* START DATA ROWS *

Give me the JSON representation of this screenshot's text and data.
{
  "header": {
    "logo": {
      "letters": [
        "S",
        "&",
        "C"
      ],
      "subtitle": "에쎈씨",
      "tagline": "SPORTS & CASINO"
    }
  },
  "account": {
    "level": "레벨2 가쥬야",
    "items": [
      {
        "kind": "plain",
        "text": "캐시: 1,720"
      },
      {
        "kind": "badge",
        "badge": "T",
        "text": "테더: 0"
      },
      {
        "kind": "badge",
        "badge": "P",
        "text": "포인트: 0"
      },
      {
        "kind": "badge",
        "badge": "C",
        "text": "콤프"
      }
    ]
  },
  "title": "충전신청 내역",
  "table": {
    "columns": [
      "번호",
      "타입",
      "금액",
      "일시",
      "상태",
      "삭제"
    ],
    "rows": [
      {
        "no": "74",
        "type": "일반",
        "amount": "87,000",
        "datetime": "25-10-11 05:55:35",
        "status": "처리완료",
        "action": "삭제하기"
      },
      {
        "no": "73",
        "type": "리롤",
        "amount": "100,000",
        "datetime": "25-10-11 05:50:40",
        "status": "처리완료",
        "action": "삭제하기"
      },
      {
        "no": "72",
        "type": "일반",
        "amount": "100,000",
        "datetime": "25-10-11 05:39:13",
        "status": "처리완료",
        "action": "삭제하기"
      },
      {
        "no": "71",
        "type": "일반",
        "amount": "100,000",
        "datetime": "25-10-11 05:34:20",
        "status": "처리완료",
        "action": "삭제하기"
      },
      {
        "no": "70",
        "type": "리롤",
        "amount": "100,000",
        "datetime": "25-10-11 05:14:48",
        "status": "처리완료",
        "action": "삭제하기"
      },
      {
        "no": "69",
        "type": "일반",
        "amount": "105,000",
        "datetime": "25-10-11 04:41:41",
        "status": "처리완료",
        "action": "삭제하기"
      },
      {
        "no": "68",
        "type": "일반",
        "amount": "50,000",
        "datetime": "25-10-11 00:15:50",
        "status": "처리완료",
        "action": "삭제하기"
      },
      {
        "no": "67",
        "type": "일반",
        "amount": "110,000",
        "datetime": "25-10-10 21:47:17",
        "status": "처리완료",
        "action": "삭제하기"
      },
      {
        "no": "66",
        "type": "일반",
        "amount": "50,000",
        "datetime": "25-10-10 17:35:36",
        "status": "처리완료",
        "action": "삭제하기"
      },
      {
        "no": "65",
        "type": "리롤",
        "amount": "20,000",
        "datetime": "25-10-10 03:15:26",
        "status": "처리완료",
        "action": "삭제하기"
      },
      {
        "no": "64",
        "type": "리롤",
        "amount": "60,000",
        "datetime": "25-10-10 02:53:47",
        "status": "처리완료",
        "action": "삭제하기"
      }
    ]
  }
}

* END DATA ROWS *

### AIM OF THE EXERCISE:
Above are the records. Copy every line in them holding "text".

### REPLY:
Give me the JSON representation of this screenshot's text and data.
        "text": "캐시: 1,720"
        "text": "테더: 0"
        "text": "포인트: 0"
        "text": "콤프"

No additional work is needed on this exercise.